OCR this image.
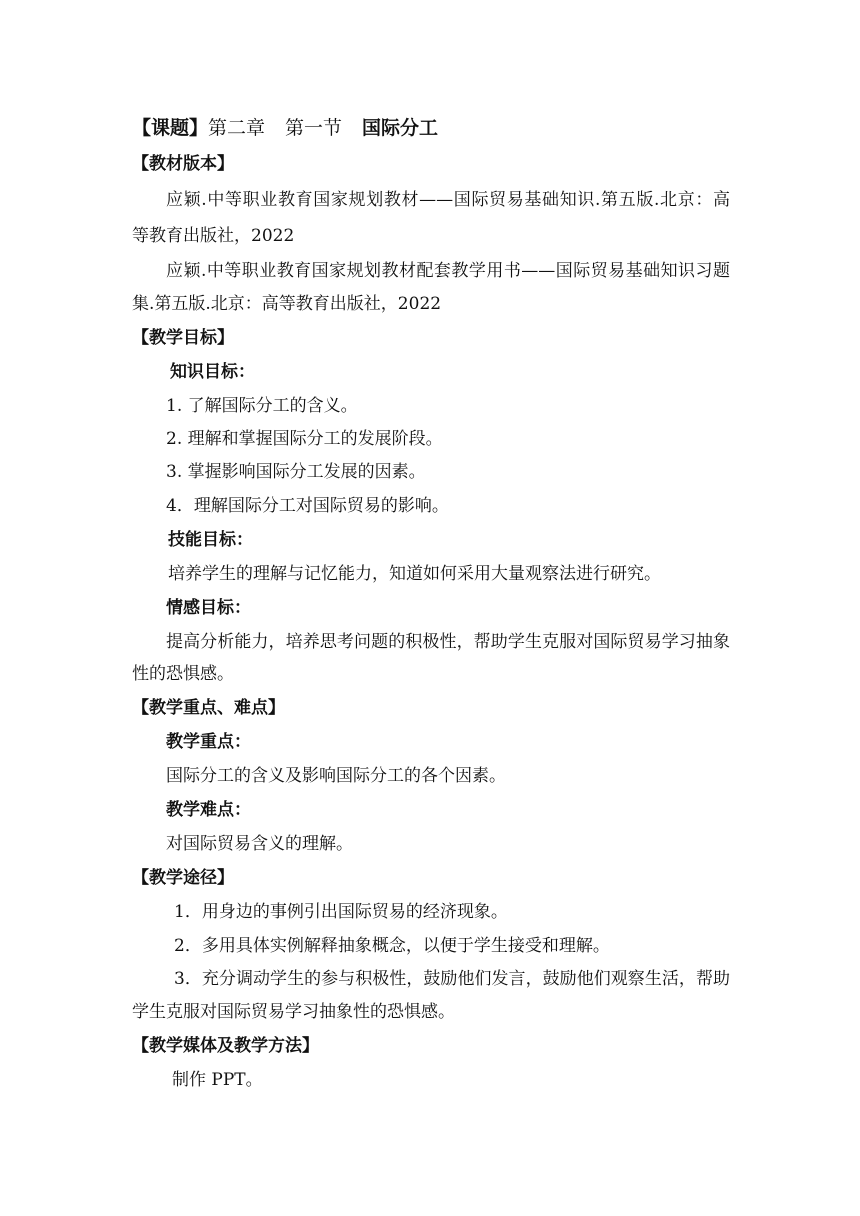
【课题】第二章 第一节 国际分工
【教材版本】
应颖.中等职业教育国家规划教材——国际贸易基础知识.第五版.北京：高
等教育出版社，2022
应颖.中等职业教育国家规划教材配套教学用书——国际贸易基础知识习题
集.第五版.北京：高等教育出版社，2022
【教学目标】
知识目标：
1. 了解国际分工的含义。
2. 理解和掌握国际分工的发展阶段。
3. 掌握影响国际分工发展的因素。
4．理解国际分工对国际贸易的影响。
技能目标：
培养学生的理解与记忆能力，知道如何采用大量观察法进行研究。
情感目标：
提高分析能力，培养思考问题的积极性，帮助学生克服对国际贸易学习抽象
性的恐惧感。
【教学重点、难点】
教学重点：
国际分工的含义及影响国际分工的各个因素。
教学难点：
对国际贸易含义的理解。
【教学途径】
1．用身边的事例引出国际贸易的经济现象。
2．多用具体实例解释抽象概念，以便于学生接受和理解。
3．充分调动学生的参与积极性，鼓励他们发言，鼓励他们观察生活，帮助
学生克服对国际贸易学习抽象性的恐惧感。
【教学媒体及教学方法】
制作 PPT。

━━━━

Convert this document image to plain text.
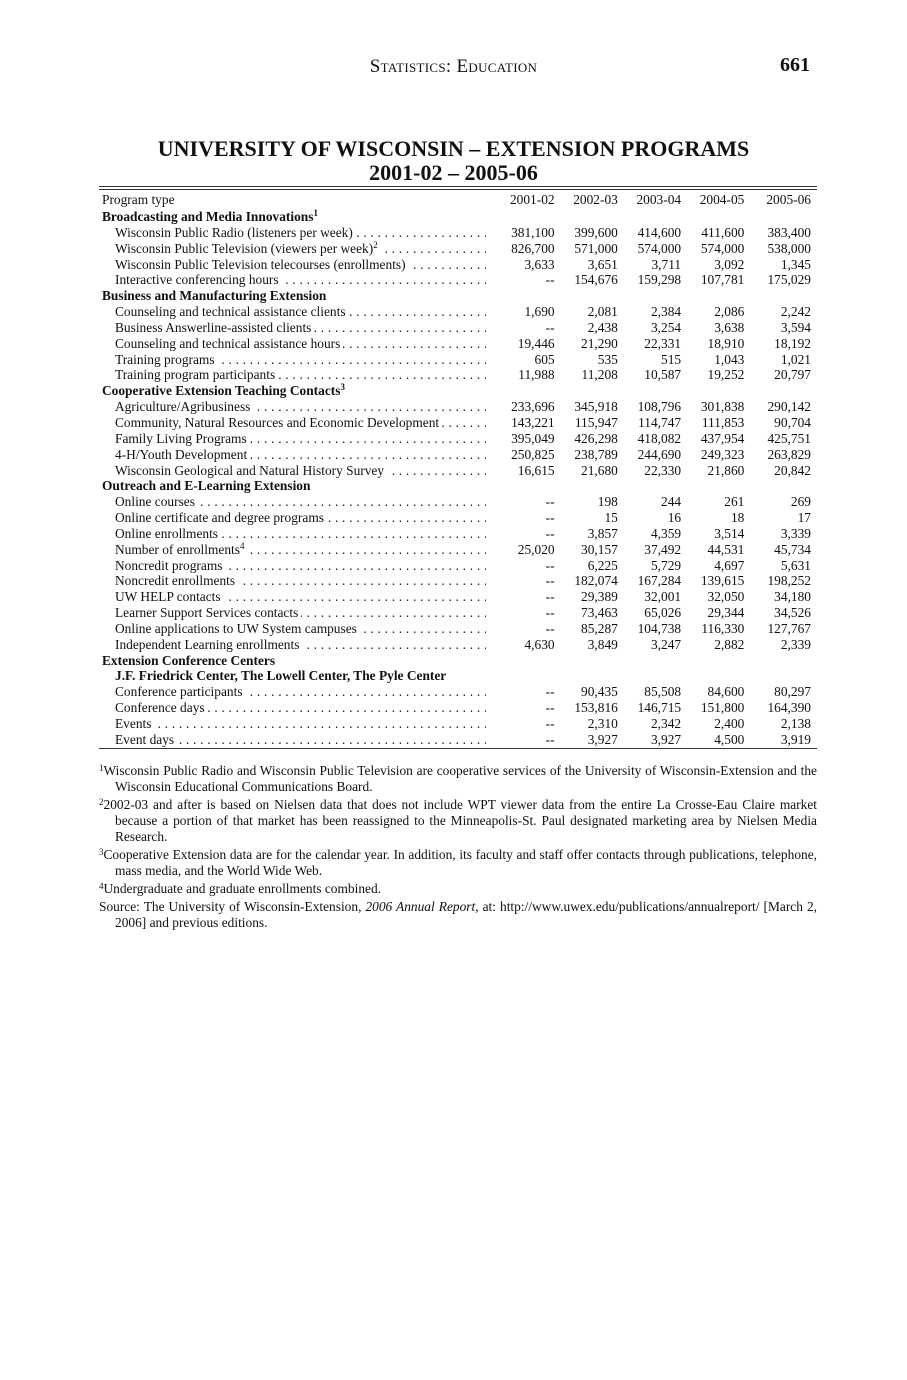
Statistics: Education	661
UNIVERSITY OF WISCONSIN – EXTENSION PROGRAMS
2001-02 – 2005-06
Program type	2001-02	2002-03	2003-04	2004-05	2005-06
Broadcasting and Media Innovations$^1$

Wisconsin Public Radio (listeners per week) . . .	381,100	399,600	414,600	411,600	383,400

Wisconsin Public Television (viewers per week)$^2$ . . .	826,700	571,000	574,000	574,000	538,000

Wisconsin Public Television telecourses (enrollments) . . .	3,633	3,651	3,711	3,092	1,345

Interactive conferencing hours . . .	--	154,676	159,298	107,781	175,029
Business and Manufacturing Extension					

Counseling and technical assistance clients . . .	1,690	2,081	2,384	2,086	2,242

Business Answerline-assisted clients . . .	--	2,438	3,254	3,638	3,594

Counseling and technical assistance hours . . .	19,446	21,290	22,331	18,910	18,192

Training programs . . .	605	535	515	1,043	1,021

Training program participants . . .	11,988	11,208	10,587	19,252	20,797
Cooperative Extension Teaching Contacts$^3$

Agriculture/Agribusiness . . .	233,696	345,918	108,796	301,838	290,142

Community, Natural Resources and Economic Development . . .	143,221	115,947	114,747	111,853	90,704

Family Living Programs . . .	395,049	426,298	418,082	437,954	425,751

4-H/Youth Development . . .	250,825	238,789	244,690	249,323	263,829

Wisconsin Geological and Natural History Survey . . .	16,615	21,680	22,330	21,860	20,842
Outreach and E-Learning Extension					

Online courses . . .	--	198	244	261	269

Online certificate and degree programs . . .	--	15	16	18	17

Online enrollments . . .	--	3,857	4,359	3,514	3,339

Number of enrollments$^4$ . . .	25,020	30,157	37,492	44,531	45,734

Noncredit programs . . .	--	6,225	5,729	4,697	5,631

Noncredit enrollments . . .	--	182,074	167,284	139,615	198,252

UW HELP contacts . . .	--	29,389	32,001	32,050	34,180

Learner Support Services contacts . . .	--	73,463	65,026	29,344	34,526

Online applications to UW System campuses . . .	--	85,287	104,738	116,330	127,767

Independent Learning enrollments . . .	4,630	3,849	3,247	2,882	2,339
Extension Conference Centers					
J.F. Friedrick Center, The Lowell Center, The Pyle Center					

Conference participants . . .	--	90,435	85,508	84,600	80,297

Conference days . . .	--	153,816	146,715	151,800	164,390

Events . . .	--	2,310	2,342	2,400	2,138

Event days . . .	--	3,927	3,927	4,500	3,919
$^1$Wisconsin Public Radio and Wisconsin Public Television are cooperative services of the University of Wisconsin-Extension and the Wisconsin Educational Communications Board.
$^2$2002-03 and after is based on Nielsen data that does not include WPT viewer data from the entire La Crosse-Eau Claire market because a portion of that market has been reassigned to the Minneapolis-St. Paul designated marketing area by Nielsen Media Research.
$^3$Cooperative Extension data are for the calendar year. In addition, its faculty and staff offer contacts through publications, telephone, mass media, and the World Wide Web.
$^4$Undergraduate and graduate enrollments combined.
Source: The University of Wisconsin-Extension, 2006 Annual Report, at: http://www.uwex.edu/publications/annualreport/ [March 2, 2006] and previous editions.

━━━━

Search the listing for the word "Conference". Copy every line in which it occurs.

Extension Conference Centers					
Conference participants . . .	--	90,435	85,508	84,600	80,297
Conference days . . .	--	153,816	146,715	151,800	164,390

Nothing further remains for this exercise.